[Begin MATERIAL TO PROCESS]

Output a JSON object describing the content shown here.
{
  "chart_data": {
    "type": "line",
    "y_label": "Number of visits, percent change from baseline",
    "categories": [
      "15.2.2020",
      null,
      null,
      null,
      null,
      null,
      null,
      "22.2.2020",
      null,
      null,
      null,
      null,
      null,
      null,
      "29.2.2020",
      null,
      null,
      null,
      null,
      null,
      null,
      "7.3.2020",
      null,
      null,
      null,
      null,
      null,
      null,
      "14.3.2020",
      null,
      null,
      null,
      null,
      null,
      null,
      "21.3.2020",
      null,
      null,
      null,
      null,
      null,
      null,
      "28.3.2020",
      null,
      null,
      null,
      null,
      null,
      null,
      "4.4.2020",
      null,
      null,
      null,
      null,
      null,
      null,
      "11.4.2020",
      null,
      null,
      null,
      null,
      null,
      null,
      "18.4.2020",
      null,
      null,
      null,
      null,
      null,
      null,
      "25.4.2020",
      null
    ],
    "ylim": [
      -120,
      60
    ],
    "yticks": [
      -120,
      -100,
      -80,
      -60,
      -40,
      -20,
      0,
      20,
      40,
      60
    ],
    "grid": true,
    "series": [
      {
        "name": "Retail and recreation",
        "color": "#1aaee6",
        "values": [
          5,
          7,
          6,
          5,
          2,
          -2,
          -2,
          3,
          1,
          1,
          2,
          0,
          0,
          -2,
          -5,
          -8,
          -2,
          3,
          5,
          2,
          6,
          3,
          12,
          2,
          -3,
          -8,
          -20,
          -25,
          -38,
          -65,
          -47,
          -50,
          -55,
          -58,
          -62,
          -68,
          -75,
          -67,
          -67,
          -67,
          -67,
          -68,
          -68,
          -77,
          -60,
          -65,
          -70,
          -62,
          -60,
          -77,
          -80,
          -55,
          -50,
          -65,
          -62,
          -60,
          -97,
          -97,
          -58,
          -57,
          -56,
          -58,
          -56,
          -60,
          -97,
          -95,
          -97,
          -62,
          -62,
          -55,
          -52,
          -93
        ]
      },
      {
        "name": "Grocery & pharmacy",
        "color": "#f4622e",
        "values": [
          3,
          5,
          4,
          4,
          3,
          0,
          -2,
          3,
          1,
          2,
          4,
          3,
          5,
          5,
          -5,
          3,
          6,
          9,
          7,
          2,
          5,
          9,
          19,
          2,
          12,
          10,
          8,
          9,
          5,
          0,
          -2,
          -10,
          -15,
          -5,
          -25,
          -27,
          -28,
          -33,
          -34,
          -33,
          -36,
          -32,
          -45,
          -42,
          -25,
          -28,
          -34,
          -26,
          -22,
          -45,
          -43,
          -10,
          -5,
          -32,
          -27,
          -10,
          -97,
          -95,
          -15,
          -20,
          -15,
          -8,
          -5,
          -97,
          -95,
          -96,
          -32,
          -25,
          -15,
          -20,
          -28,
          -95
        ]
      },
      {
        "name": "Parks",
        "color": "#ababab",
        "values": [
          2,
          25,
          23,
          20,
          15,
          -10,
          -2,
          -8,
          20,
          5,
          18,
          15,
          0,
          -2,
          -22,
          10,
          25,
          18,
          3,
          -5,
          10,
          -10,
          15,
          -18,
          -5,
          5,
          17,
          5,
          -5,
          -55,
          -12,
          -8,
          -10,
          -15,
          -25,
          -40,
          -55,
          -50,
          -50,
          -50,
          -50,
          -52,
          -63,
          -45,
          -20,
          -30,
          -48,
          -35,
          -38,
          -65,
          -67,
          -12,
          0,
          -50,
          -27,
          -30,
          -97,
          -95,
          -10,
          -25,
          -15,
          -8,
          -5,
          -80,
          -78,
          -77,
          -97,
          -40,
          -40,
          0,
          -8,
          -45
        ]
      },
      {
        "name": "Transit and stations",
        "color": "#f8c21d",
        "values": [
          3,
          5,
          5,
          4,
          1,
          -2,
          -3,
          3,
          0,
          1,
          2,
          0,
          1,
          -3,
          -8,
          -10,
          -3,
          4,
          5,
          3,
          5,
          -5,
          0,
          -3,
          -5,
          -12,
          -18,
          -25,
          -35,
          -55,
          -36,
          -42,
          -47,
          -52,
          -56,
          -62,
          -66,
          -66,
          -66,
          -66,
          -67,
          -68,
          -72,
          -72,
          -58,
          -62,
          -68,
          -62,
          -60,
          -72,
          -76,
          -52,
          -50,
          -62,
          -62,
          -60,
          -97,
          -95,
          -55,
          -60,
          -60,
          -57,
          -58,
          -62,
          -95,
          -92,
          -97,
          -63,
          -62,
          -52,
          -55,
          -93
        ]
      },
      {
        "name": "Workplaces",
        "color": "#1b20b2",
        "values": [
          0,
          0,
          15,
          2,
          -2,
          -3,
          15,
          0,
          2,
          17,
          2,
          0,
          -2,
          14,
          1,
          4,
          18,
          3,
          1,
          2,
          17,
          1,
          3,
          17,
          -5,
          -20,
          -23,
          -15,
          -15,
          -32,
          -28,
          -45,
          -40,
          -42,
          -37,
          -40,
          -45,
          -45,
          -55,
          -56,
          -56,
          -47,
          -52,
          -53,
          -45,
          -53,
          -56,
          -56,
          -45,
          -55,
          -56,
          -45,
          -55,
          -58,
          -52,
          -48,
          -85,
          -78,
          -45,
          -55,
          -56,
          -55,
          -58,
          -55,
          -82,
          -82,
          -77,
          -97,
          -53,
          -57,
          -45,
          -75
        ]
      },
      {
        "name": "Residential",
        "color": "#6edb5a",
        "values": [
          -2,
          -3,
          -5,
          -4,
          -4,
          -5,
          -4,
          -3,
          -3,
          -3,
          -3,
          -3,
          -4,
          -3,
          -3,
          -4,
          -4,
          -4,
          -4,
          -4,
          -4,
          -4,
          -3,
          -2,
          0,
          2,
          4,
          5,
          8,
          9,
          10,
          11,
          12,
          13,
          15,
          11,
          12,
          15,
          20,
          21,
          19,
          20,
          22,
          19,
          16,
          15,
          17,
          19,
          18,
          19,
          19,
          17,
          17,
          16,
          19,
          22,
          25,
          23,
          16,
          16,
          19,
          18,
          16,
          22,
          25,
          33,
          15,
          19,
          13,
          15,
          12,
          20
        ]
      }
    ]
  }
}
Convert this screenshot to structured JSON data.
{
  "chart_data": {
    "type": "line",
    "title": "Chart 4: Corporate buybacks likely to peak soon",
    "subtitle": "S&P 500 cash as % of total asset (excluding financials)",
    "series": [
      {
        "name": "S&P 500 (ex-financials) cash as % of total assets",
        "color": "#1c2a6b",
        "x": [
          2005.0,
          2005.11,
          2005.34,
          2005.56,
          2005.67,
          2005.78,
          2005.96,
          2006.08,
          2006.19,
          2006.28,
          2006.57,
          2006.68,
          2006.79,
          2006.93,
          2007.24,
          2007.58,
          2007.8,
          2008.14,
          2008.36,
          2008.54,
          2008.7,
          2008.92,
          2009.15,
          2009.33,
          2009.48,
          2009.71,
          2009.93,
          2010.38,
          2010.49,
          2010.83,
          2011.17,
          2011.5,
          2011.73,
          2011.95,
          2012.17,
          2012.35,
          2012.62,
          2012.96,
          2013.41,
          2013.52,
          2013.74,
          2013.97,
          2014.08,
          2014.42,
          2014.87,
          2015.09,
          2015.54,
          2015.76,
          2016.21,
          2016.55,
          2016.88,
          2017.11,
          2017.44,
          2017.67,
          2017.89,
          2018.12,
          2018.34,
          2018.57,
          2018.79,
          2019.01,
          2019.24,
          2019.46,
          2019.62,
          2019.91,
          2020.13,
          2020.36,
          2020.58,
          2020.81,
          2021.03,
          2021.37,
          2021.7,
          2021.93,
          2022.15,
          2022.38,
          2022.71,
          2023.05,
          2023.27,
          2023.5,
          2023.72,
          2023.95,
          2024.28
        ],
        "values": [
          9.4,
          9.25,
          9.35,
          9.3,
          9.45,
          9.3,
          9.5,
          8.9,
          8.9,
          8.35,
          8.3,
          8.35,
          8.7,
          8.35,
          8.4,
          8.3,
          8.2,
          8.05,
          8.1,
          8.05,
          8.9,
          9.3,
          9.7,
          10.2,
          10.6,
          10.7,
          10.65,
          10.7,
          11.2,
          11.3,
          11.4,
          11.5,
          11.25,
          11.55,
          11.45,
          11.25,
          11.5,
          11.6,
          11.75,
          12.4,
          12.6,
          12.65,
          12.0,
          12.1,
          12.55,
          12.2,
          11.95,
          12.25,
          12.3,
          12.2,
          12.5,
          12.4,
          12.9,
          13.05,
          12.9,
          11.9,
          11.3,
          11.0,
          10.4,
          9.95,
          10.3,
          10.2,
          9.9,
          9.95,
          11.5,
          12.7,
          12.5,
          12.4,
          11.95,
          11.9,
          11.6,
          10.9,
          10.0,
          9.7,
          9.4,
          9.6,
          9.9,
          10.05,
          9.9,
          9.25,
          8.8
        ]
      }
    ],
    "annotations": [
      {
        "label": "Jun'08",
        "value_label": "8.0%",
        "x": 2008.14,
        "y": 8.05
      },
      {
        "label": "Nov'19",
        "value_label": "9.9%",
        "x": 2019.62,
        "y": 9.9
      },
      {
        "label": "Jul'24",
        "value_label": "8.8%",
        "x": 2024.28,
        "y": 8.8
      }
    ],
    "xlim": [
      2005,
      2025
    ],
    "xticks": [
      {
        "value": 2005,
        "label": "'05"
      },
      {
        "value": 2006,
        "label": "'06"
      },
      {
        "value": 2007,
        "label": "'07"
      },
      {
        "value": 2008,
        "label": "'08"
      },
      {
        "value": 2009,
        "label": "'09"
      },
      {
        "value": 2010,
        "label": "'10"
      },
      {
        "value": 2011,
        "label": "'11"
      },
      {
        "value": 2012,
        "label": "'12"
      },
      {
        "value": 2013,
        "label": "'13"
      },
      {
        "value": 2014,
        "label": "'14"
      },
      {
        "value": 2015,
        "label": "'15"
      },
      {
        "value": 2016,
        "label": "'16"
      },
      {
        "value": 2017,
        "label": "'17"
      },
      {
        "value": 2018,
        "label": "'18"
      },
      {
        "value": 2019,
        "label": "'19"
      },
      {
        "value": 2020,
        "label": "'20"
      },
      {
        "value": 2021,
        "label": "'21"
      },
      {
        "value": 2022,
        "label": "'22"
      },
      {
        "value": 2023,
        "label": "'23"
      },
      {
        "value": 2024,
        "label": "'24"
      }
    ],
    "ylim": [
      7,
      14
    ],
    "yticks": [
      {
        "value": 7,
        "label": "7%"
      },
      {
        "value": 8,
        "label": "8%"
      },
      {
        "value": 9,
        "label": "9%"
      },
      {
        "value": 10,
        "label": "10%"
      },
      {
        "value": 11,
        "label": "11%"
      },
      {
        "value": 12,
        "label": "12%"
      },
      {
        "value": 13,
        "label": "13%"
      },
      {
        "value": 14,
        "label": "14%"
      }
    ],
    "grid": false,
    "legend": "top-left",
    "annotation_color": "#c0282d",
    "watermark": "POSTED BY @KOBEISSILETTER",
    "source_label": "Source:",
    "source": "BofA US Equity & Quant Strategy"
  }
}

[End MATERIAL TO PROCESS]

From the entries above, copy out every line where the string "JSON" appears.

Output a JSON object describing the content shown here.
Convert this screenshot to structured JSON data.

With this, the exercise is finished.